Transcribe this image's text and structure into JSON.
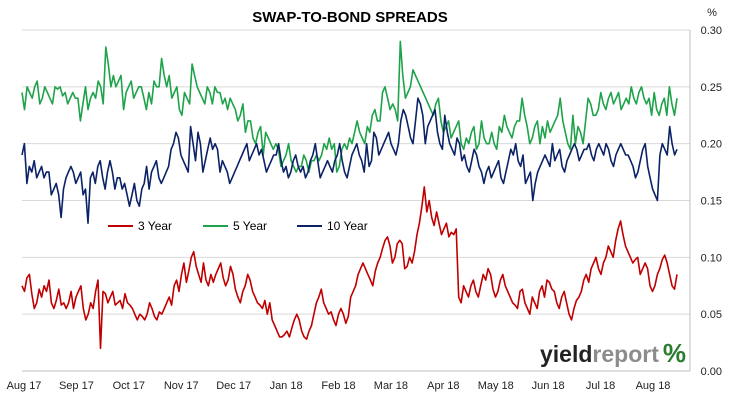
{
  "chart_data": {
    "type": "line",
    "title": "SWAP-TO-BOND SPREADS",
    "y_unit": "%",
    "ylim": [
      0.0,
      0.3
    ],
    "y_ticks": [
      "0.00",
      "0.05",
      "0.10",
      "0.15",
      "0.20",
      "0.25",
      "0.30"
    ],
    "x_ticks": [
      "Aug 17",
      "Sep 17",
      "Oct 17",
      "Nov 17",
      "Dec 17",
      "Jan 18",
      "Feb 18",
      "Mar 18",
      "Apr 18",
      "May 18",
      "Jun 18",
      "Jul 18",
      "Aug 18"
    ],
    "grid": "horizontal",
    "legend_position": "middle-left",
    "colors": {
      "3 Year": "#c00000",
      "5 Year": "#1fa34a",
      "10 Year": "#0b2266"
    },
    "series": [
      {
        "name": "3 Year",
        "values": [
          0.075,
          0.07,
          0.082,
          0.085,
          0.068,
          0.055,
          0.06,
          0.072,
          0.065,
          0.075,
          0.07,
          0.08,
          0.06,
          0.055,
          0.062,
          0.072,
          0.058,
          0.06,
          0.055,
          0.06,
          0.07,
          0.055,
          0.065,
          0.07,
          0.075,
          0.055,
          0.045,
          0.05,
          0.06,
          0.055,
          0.07,
          0.08,
          0.02,
          0.07,
          0.068,
          0.06,
          0.065,
          0.07,
          0.058,
          0.06,
          0.062,
          0.055,
          0.068,
          0.06,
          0.058,
          0.055,
          0.05,
          0.045,
          0.05,
          0.048,
          0.045,
          0.05,
          0.06,
          0.055,
          0.048,
          0.045,
          0.052,
          0.05,
          0.055,
          0.06,
          0.065,
          0.058,
          0.075,
          0.08,
          0.07,
          0.085,
          0.095,
          0.078,
          0.088,
          0.1,
          0.105,
          0.092,
          0.085,
          0.078,
          0.095,
          0.08,
          0.075,
          0.085,
          0.078,
          0.085,
          0.09,
          0.095,
          0.082,
          0.075,
          0.08,
          0.092,
          0.085,
          0.072,
          0.065,
          0.06,
          0.07,
          0.075,
          0.085,
          0.08,
          0.07,
          0.065,
          0.06,
          0.058,
          0.055,
          0.062,
          0.05,
          0.06,
          0.045,
          0.04,
          0.035,
          0.03,
          0.03,
          0.032,
          0.035,
          0.03,
          0.038,
          0.045,
          0.05,
          0.045,
          0.035,
          0.03,
          0.028,
          0.035,
          0.04,
          0.05,
          0.06,
          0.065,
          0.072,
          0.06,
          0.055,
          0.05,
          0.052,
          0.045,
          0.04,
          0.05,
          0.055,
          0.05,
          0.042,
          0.048,
          0.065,
          0.07,
          0.075,
          0.085,
          0.09,
          0.095,
          0.09,
          0.085,
          0.08,
          0.075,
          0.088,
          0.095,
          0.1,
          0.108,
          0.115,
          0.118,
          0.11,
          0.095,
          0.1,
          0.112,
          0.115,
          0.112,
          0.09,
          0.092,
          0.1,
          0.095,
          0.105,
          0.12,
          0.13,
          0.145,
          0.162,
          0.14,
          0.15,
          0.135,
          0.128,
          0.14,
          0.13,
          0.12,
          0.125,
          0.13,
          0.118,
          0.122,
          0.12,
          0.125,
          0.065,
          0.06,
          0.075,
          0.07,
          0.065,
          0.075,
          0.08,
          0.07,
          0.065,
          0.075,
          0.085,
          0.08,
          0.09,
          0.085,
          0.072,
          0.065,
          0.07,
          0.08,
          0.085,
          0.075,
          0.07,
          0.065,
          0.06,
          0.058,
          0.055,
          0.07,
          0.072,
          0.06,
          0.055,
          0.05,
          0.065,
          0.06,
          0.055,
          0.07,
          0.075,
          0.065,
          0.08,
          0.078,
          0.072,
          0.07,
          0.06,
          0.055,
          0.065,
          0.07,
          0.06,
          0.05,
          0.045,
          0.055,
          0.062,
          0.065,
          0.07,
          0.08,
          0.085,
          0.078,
          0.09,
          0.095,
          0.1,
          0.09,
          0.085,
          0.095,
          0.1,
          0.11,
          0.105,
          0.1,
          0.115,
          0.125,
          0.132,
          0.12,
          0.11,
          0.105,
          0.1,
          0.095,
          0.098,
          0.1,
          0.085,
          0.09,
          0.095,
          0.09,
          0.075,
          0.07,
          0.075,
          0.085,
          0.09,
          0.098,
          0.102,
          0.095,
          0.085,
          0.075,
          0.072,
          0.085
        ]
      },
      {
        "name": "5 Year",
        "values": [
          0.245,
          0.23,
          0.25,
          0.245,
          0.24,
          0.25,
          0.255,
          0.235,
          0.24,
          0.25,
          0.245,
          0.24,
          0.235,
          0.25,
          0.248,
          0.25,
          0.242,
          0.245,
          0.235,
          0.24,
          0.245,
          0.24,
          0.24,
          0.22,
          0.235,
          0.25,
          0.23,
          0.24,
          0.245,
          0.24,
          0.255,
          0.25,
          0.235,
          0.285,
          0.27,
          0.25,
          0.26,
          0.25,
          0.255,
          0.26,
          0.23,
          0.245,
          0.25,
          0.255,
          0.24,
          0.245,
          0.25,
          0.25,
          0.24,
          0.23,
          0.245,
          0.235,
          0.255,
          0.25,
          0.25,
          0.275,
          0.26,
          0.25,
          0.26,
          0.24,
          0.245,
          0.25,
          0.23,
          0.225,
          0.245,
          0.24,
          0.235,
          0.27,
          0.26,
          0.25,
          0.245,
          0.24,
          0.235,
          0.25,
          0.245,
          0.235,
          0.25,
          0.245,
          0.245,
          0.235,
          0.24,
          0.23,
          0.24,
          0.235,
          0.23,
          0.22,
          0.225,
          0.235,
          0.21,
          0.22,
          0.22,
          0.205,
          0.2,
          0.21,
          0.215,
          0.19,
          0.21,
          0.205,
          0.2,
          0.195,
          0.2,
          0.195,
          0.18,
          0.185,
          0.19,
          0.2,
          0.185,
          0.18,
          0.175,
          0.18,
          0.18,
          0.19,
          0.185,
          0.175,
          0.185,
          0.185,
          0.19,
          0.185,
          0.19,
          0.2,
          0.195,
          0.205,
          0.195,
          0.2,
          0.175,
          0.18,
          0.195,
          0.2,
          0.195,
          0.205,
          0.2,
          0.21,
          0.22,
          0.21,
          0.205,
          0.2,
          0.215,
          0.21,
          0.225,
          0.23,
          0.22,
          0.22,
          0.245,
          0.25,
          0.24,
          0.23,
          0.235,
          0.23,
          0.22,
          0.29,
          0.26,
          0.24,
          0.245,
          0.25,
          0.265,
          0.26,
          0.255,
          0.25,
          0.245,
          0.24,
          0.235,
          0.23,
          0.225,
          0.235,
          0.24,
          0.22,
          0.21,
          0.215,
          0.22,
          0.205,
          0.21,
          0.215,
          0.22,
          0.2,
          0.195,
          0.205,
          0.2,
          0.21,
          0.215,
          0.195,
          0.2,
          0.22,
          0.205,
          0.2,
          0.2,
          0.21,
          0.2,
          0.195,
          0.215,
          0.21,
          0.225,
          0.215,
          0.21,
          0.205,
          0.215,
          0.22,
          0.22,
          0.24,
          0.225,
          0.215,
          0.2,
          0.205,
          0.215,
          0.22,
          0.2,
          0.215,
          0.205,
          0.22,
          0.21,
          0.215,
          0.22,
          0.225,
          0.24,
          0.22,
          0.21,
          0.2,
          0.195,
          0.225,
          0.2,
          0.215,
          0.21,
          0.2,
          0.22,
          0.24,
          0.235,
          0.225,
          0.225,
          0.23,
          0.245,
          0.235,
          0.23,
          0.24,
          0.245,
          0.235,
          0.24,
          0.245,
          0.23,
          0.235,
          0.24,
          0.235,
          0.25,
          0.24,
          0.235,
          0.245,
          0.25,
          0.24,
          0.235,
          0.24,
          0.225,
          0.245,
          0.23,
          0.225,
          0.235,
          0.24,
          0.225,
          0.25,
          0.235,
          0.225,
          0.24
        ]
      },
      {
        "name": "10 Year",
        "values": [
          0.19,
          0.2,
          0.165,
          0.18,
          0.175,
          0.185,
          0.17,
          0.175,
          0.18,
          0.17,
          0.175,
          0.175,
          0.155,
          0.16,
          0.165,
          0.155,
          0.135,
          0.16,
          0.17,
          0.175,
          0.18,
          0.175,
          0.165,
          0.17,
          0.175,
          0.155,
          0.16,
          0.13,
          0.17,
          0.175,
          0.165,
          0.18,
          0.185,
          0.17,
          0.16,
          0.175,
          0.185,
          0.175,
          0.16,
          0.17,
          0.17,
          0.16,
          0.165,
          0.155,
          0.145,
          0.155,
          0.165,
          0.15,
          0.145,
          0.16,
          0.165,
          0.18,
          0.16,
          0.175,
          0.18,
          0.185,
          0.17,
          0.165,
          0.17,
          0.175,
          0.18,
          0.195,
          0.2,
          0.21,
          0.205,
          0.19,
          0.185,
          0.18,
          0.175,
          0.215,
          0.2,
          0.185,
          0.21,
          0.2,
          0.175,
          0.185,
          0.195,
          0.205,
          0.195,
          0.2,
          0.195,
          0.175,
          0.185,
          0.18,
          0.175,
          0.165,
          0.17,
          0.175,
          0.18,
          0.185,
          0.19,
          0.195,
          0.2,
          0.185,
          0.19,
          0.195,
          0.2,
          0.19,
          0.195,
          0.185,
          0.175,
          0.18,
          0.185,
          0.19,
          0.19,
          0.2,
          0.185,
          0.175,
          0.18,
          0.17,
          0.175,
          0.185,
          0.19,
          0.18,
          0.175,
          0.18,
          0.17,
          0.175,
          0.185,
          0.19,
          0.2,
          0.185,
          0.17,
          0.175,
          0.18,
          0.185,
          0.18,
          0.175,
          0.185,
          0.19,
          0.2,
          0.185,
          0.175,
          0.17,
          0.18,
          0.19,
          0.195,
          0.2,
          0.19,
          0.185,
          0.175,
          0.2,
          0.18,
          0.185,
          0.21,
          0.205,
          0.19,
          0.195,
          0.2,
          0.205,
          0.21,
          0.2,
          0.195,
          0.19,
          0.2,
          0.22,
          0.23,
          0.225,
          0.215,
          0.205,
          0.2,
          0.22,
          0.24,
          0.235,
          0.225,
          0.2,
          0.215,
          0.22,
          0.225,
          0.23,
          0.21,
          0.2,
          0.195,
          0.225,
          0.21,
          0.2,
          0.195,
          0.19,
          0.205,
          0.2,
          0.185,
          0.19,
          0.18,
          0.175,
          0.185,
          0.195,
          0.19,
          0.18,
          0.175,
          0.165,
          0.175,
          0.18,
          0.17,
          0.175,
          0.18,
          0.185,
          0.17,
          0.165,
          0.175,
          0.185,
          0.195,
          0.19,
          0.2,
          0.185,
          0.18,
          0.19,
          0.165,
          0.17,
          0.175,
          0.15,
          0.165,
          0.175,
          0.18,
          0.185,
          0.19,
          0.185,
          0.18,
          0.2,
          0.185,
          0.19,
          0.195,
          0.18,
          0.175,
          0.185,
          0.19,
          0.195,
          0.2,
          0.195,
          0.185,
          0.19,
          0.195,
          0.195,
          0.2,
          0.19,
          0.185,
          0.195,
          0.2,
          0.195,
          0.19,
          0.2,
          0.195,
          0.185,
          0.18,
          0.19,
          0.195,
          0.2,
          0.195,
          0.19,
          0.19,
          0.185,
          0.18,
          0.17,
          0.175,
          0.185,
          0.195,
          0.2,
          0.18,
          0.17,
          0.16,
          0.155,
          0.15,
          0.19,
          0.2,
          0.195,
          0.19,
          0.215,
          0.2,
          0.19,
          0.195
        ]
      }
    ]
  },
  "logo": {
    "main": "yield",
    "sub": "report",
    "pct": "%"
  }
}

### DIRECTIONS FOR THIS TASK
Search the records for the word "Year" and copy every line where it occurs.

### FULL OUTPUT
      "3 Year": "#c00000",
      "5 Year": "#1fa34a",
      "10 Year": "#0b2266"
        "name": "3 Year",
        "name": "5 Year",
        "name": "10 Year",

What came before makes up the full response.